[Start INPUT FOR THIS TASK]
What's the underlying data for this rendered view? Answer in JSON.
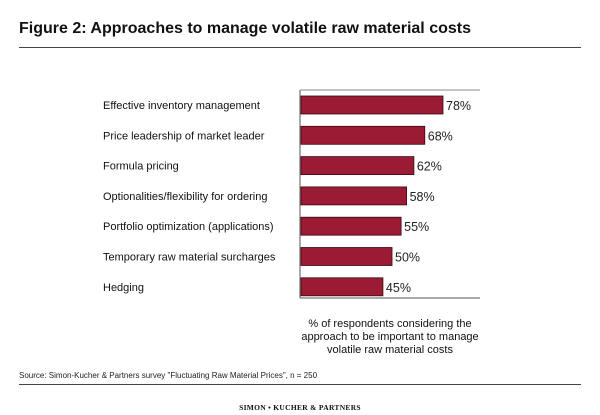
{
  "title": "Figure 2: Approaches to manage volatile raw material costs",
  "source": "Source: Simon-Kucher & Partners survey \"Fluctuating Raw Material Prices\", n = 250",
  "logo": "SIMON • KUCHER & PARTNERS",
  "chart_data": {
    "type": "bar",
    "orientation": "horizontal",
    "categories": [
      "Effective inventory management",
      "Price leadership of market leader",
      "Formula pricing",
      "Optionalities/flexibility for ordering",
      "Portfolio optimization (applications)",
      "Temporary raw material surcharges",
      "Hedging"
    ],
    "values": [
      78,
      68,
      62,
      58,
      55,
      50,
      45
    ],
    "data_labels": [
      "78%",
      "68%",
      "62%",
      "58%",
      "55%",
      "50%",
      "45%"
    ],
    "xlabel": "% of respondents considering the approach to be important to manage volatile raw material costs",
    "xlim": [
      0,
      100
    ],
    "grid": false,
    "bar_color": "#9b1b35"
  }
}
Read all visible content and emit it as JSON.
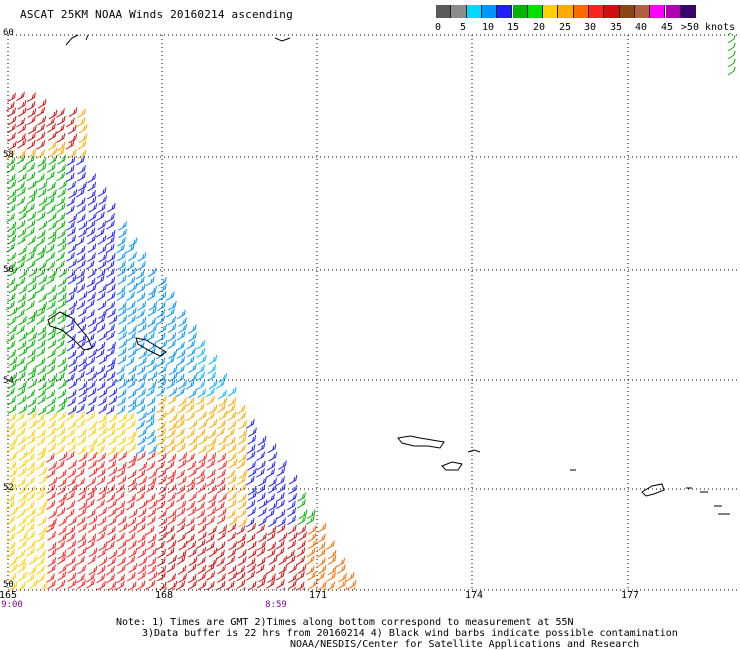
{
  "title": "ASCAT 25KM NOAA Winds 20160214 ascending",
  "scale": {
    "colors": [
      "#5a5a5a",
      "#8c8c8c",
      "#00d8ff",
      "#0096ff",
      "#2020ff",
      "#00b400",
      "#00e000",
      "#ffd000",
      "#ffaa00",
      "#ff6a00",
      "#ff2020",
      "#d01010",
      "#8b4513",
      "#b06040",
      "#ff00ff",
      "#b000b0",
      "#3a0070"
    ],
    "labels": [
      "0",
      "5",
      "10",
      "15",
      "20",
      "25",
      "30",
      "35",
      "40",
      "45",
      ">50 knots"
    ]
  },
  "map": {
    "lat_labels": [
      "60",
      "58",
      "56",
      "54",
      "52",
      "50"
    ],
    "lon_labels": [
      "165",
      "168",
      "171",
      "174",
      "177"
    ],
    "time_labels": [
      "9:00",
      "8:59"
    ]
  },
  "notes": [
    "Note: 1) Times are GMT 2)Times along bottom correspond to measurement at 55N",
    "3)Data buffer is 22 hrs from 20160214 4) Black wind barbs indicate possible contamination",
    "NOAA/NESDIS/Center for Satellite Applications and Research"
  ]
}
[End INPUT FOR THIS TASK]
_WRITTEN TASK_
Reproduce, word for word, every line from the one that contains "Read all visible content and emit it as JSON." to the end of the data, including both ends; omit all pictures.

_CORRECT OUTPUT_
Read all visible content and emit it as JSON.
{
  "title": "ASCAT 25KM NOAA Winds 20160214 ascending",
  "scale": {
    "colors": [
      "#5a5a5a",
      "#8c8c8c",
      "#00d8ff",
      "#0096ff",
      "#2020ff",
      "#00b400",
      "#00e000",
      "#ffd000",
      "#ffaa00",
      "#ff6a00",
      "#ff2020",
      "#d01010",
      "#8b4513",
      "#b06040",
      "#ff00ff",
      "#b000b0",
      "#3a0070"
    ],
    "labels": [
      "0",
      "5",
      "10",
      "15",
      "20",
      "25",
      "30",
      "35",
      "40",
      "45",
      ">50 knots"
    ]
  },
  "map": {
    "lat_labels": [
      "60",
      "58",
      "56",
      "54",
      "52",
      "50"
    ],
    "lon_labels": [
      "165",
      "168",
      "171",
      "174",
      "177"
    ],
    "time_labels": [
      "9:00",
      "8:59"
    ]
  },
  "notes": [
    "Note: 1) Times are GMT 2)Times along bottom correspond to measurement at 55N",
    "3)Data buffer is 22 hrs from 20160214 4) Black wind barbs indicate possible contamination",
    "NOAA/NESDIS/Center for Satellite Applications and Research"
  ]
}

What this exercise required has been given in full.